● **Directions for this task**: Transcribe the material in full. Nothing should differ except that the pictures are left out.

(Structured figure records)
╔══

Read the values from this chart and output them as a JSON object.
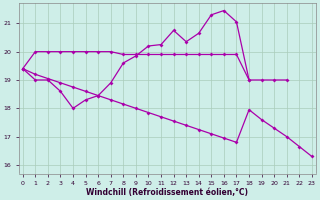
{
  "xlabel": "Windchill (Refroidissement éolien,°C)",
  "background_color": "#ceeee8",
  "grid_color": "#aaccbb",
  "line_color": "#aa00aa",
  "xlim_min": -0.3,
  "xlim_max": 23.3,
  "ylim_min": 15.7,
  "ylim_max": 21.7,
  "yticks": [
    16,
    17,
    18,
    19,
    20,
    21
  ],
  "xticks": [
    0,
    1,
    2,
    3,
    4,
    5,
    6,
    7,
    8,
    9,
    10,
    11,
    12,
    13,
    14,
    15,
    16,
    17,
    18,
    19,
    20,
    21,
    22,
    23
  ],
  "line1_x": [
    0,
    1,
    2,
    3,
    4,
    5,
    6,
    7,
    8,
    9,
    10,
    11,
    12,
    13,
    14,
    15,
    16,
    17,
    18,
    19,
    20,
    21
  ],
  "line1_y": [
    19.4,
    20.0,
    20.0,
    20.0,
    20.0,
    20.0,
    20.0,
    20.0,
    19.9,
    19.9,
    19.9,
    19.9,
    19.9,
    19.9,
    19.9,
    19.9,
    19.9,
    19.9,
    19.0,
    19.0,
    19.0,
    19.0
  ],
  "line2_x": [
    0,
    1,
    2,
    3,
    4,
    5,
    6,
    7,
    8,
    9,
    10,
    11,
    12,
    13,
    14,
    15,
    16,
    17,
    18
  ],
  "line2_y": [
    19.4,
    19.0,
    19.0,
    18.6,
    18.0,
    18.3,
    18.45,
    18.9,
    19.6,
    19.85,
    20.2,
    20.25,
    20.75,
    20.35,
    20.65,
    21.3,
    21.45,
    21.05,
    19.0
  ],
  "line3_x": [
    0,
    1,
    2,
    3,
    4,
    5,
    6,
    7,
    8,
    9,
    10,
    11,
    12,
    13,
    14,
    15,
    16,
    17,
    18,
    19,
    20,
    21,
    22,
    23
  ],
  "line3_y": [
    19.4,
    19.2,
    19.05,
    18.9,
    18.75,
    18.6,
    18.45,
    18.3,
    18.15,
    18.0,
    17.85,
    17.7,
    17.55,
    17.4,
    17.25,
    17.1,
    16.95,
    16.8,
    17.95,
    17.6,
    17.3,
    17.0,
    16.65,
    16.3
  ]
}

╚══

● **The completed task**:
Read the values from this chart and output them as a JSON object.
{
  "xlabel": "Windchill (Refroidissement éolien,°C)",
  "background_color": "#ceeee8",
  "grid_color": "#aaccbb",
  "line_color": "#aa00aa",
  "xlim_min": -0.3,
  "xlim_max": 23.3,
  "ylim_min": 15.7,
  "ylim_max": 21.7,
  "yticks": [
    16,
    17,
    18,
    19,
    20,
    21
  ],
  "xticks": [
    0,
    1,
    2,
    3,
    4,
    5,
    6,
    7,
    8,
    9,
    10,
    11,
    12,
    13,
    14,
    15,
    16,
    17,
    18,
    19,
    20,
    21,
    22,
    23
  ],
  "line1_x": [
    0,
    1,
    2,
    3,
    4,
    5,
    6,
    7,
    8,
    9,
    10,
    11,
    12,
    13,
    14,
    15,
    16,
    17,
    18,
    19,
    20,
    21
  ],
  "line1_y": [
    19.4,
    20.0,
    20.0,
    20.0,
    20.0,
    20.0,
    20.0,
    20.0,
    19.9,
    19.9,
    19.9,
    19.9,
    19.9,
    19.9,
    19.9,
    19.9,
    19.9,
    19.9,
    19.0,
    19.0,
    19.0,
    19.0
  ],
  "line2_x": [
    0,
    1,
    2,
    3,
    4,
    5,
    6,
    7,
    8,
    9,
    10,
    11,
    12,
    13,
    14,
    15,
    16,
    17,
    18
  ],
  "line2_y": [
    19.4,
    19.0,
    19.0,
    18.6,
    18.0,
    18.3,
    18.45,
    18.9,
    19.6,
    19.85,
    20.2,
    20.25,
    20.75,
    20.35,
    20.65,
    21.3,
    21.45,
    21.05,
    19.0
  ],
  "line3_x": [
    0,
    1,
    2,
    3,
    4,
    5,
    6,
    7,
    8,
    9,
    10,
    11,
    12,
    13,
    14,
    15,
    16,
    17,
    18,
    19,
    20,
    21,
    22,
    23
  ],
  "line3_y": [
    19.4,
    19.2,
    19.05,
    18.9,
    18.75,
    18.6,
    18.45,
    18.3,
    18.15,
    18.0,
    17.85,
    17.7,
    17.55,
    17.4,
    17.25,
    17.1,
    16.95,
    16.8,
    17.95,
    17.6,
    17.3,
    17.0,
    16.65,
    16.3
  ]
}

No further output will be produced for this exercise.